(Data entries)
──────────

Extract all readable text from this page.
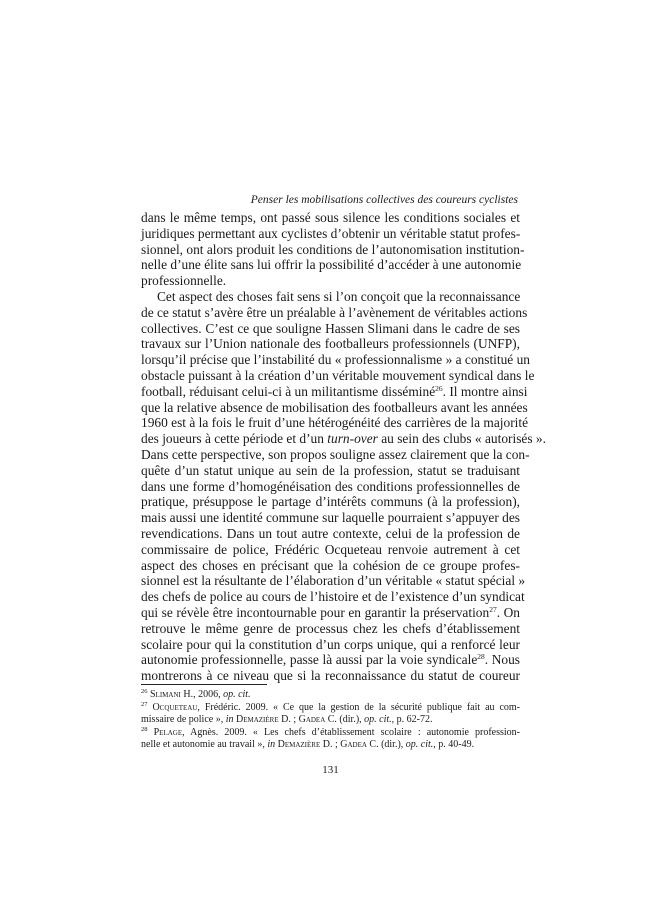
Penser les mobilisations collectives des coureurs cyclistes
dans le même temps, ont passé sous silence les conditions sociales et
juridiques permettant aux cyclistes d’obtenir un véritable statut profes-
sionnel, ont alors produit les conditions de l’autonomisation institution-
nelle d’une élite sans lui offrir la possibilité d’accéder à une autonomie
professionnelle.
Cet aspect des choses fait sens si l’on conçoit que la reconnaissance
de ce statut s’avère être un préalable à l’avènement de véritables actions
collectives. C’est ce que souligne Hassen Slimani dans le cadre de ses
travaux sur l’Union nationale des footballeurs professionnels (UNFP),
lorsqu’il précise que l’instabilité du « professionnalisme » a constitué un
obstacle puissant à la création d’un véritable mouvement syndical dans le
football, réduisant celui-ci à un militantisme disséminé$^{26}$. Il montre ainsi
que la relative absence de mobilisation des footballeurs avant les années
1960 est à la fois le fruit d’une hétérogénéité des carrières de la majorité
des joueurs à cette période et d’un turn-over au sein des clubs « autorisés ».
Dans cette perspective, son propos souligne assez clairement que la con-
quête d’un statut unique au sein de la profession, statut se traduisant
dans une forme d’homogénéisation des conditions professionnelles de
pratique, présuppose le partage d’intérêts communs (à la profession),
mais aussi une identité commune sur laquelle pourraient s’appuyer des
revendications. Dans un tout autre contexte, celui de la profession de
commissaire de police, Frédéric Ocqueteau renvoie autrement à cet
aspect des choses en précisant que la cohésion de ce groupe profes-
sionnel est la résultante de l’élaboration d’un véritable « statut spécial »
des chefs de police au cours de l’histoire et de l’existence d’un syndicat
qui se révèle être incontournable pour en garantir la préservation$^{27}$. On
retrouve le même genre de processus chez les chefs d’établissement
scolaire pour qui la constitution d’un corps unique, qui a renforcé leur
autonomie professionnelle, passe là aussi par la voie syndicale$^{28}$. Nous
montrerons à ce niveau que si la reconnaissance du statut de coureur
$^{26}$ Slimani H., 2006, op. cit.
$^{27}$ Ocqueteau, Frédéric. 2009. « Ce que la gestion de la sécurité publique fait au com-
missaire de police », in Demazière D. ; Gadea C. (dir.), op. cit., p. 62-72.
$^{28}$ Pelage, Agnès. 2009. « Les chefs d’établissement scolaire : autonomie profession-
nelle et autonomie au travail », in Demazière D. ; Gadea C. (dir.), op. cit., p. 40-49.
131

──────────

§ **EXERCISE OBJECTIVE**: All preceding records should be duplicated verbatim, images excepted.

§ **WRITTEN RESPONSE**:
Extract all readable text from this page.
Penser les mobilisations collectives des coureurs cyclistes
dans le même temps, ont passé sous silence les conditions sociales et
juridiques permettant aux cyclistes d’obtenir un véritable statut profes-
sionnel, ont alors produit les conditions de l’autonomisation institution-
nelle d’une élite sans lui offrir la possibilité d’accéder à une autonomie
professionnelle.
Cet aspect des choses fait sens si l’on conçoit que la reconnaissance
de ce statut s’avère être un préalable à l’avènement de véritables actions
collectives. C’est ce que souligne Hassen Slimani dans le cadre de ses
travaux sur l’Union nationale des footballeurs professionnels (UNFP),
lorsqu’il précise que l’instabilité du « professionnalisme » a constitué un
obstacle puissant à la création d’un véritable mouvement syndical dans le
football, réduisant celui-ci à un militantisme disséminé$^{26}$. Il montre ainsi
que la relative absence de mobilisation des footballeurs avant les années
1960 est à la fois le fruit d’une hétérogénéité des carrières de la majorité
des joueurs à cette période et d’un turn-over au sein des clubs « autorisés ».
Dans cette perspective, son propos souligne assez clairement que la con-
quête d’un statut unique au sein de la profession, statut se traduisant
dans une forme d’homogénéisation des conditions professionnelles de
pratique, présuppose le partage d’intérêts communs (à la profession),
mais aussi une identité commune sur laquelle pourraient s’appuyer des
revendications. Dans un tout autre contexte, celui de la profession de
commissaire de police, Frédéric Ocqueteau renvoie autrement à cet
aspect des choses en précisant que la cohésion de ce groupe profes-
sionnel est la résultante de l’élaboration d’un véritable « statut spécial »
des chefs de police au cours de l’histoire et de l’existence d’un syndicat
qui se révèle être incontournable pour en garantir la préservation$^{27}$. On
retrouve le même genre de processus chez les chefs d’établissement
scolaire pour qui la constitution d’un corps unique, qui a renforcé leur
autonomie professionnelle, passe là aussi par la voie syndicale$^{28}$. Nous
montrerons à ce niveau que si la reconnaissance du statut de coureur
$^{26}$ Slimani H., 2006, op. cit.
$^{27}$ Ocqueteau, Frédéric. 2009. « Ce que la gestion de la sécurité publique fait au com-
missaire de police », in Demazière D. ; Gadea C. (dir.), op. cit., p. 62-72.
$^{28}$ Pelage, Agnès. 2009. « Les chefs d’établissement scolaire : autonomie profession-
nelle et autonomie au travail », in Demazière D. ; Gadea C. (dir.), op. cit., p. 40-49.
131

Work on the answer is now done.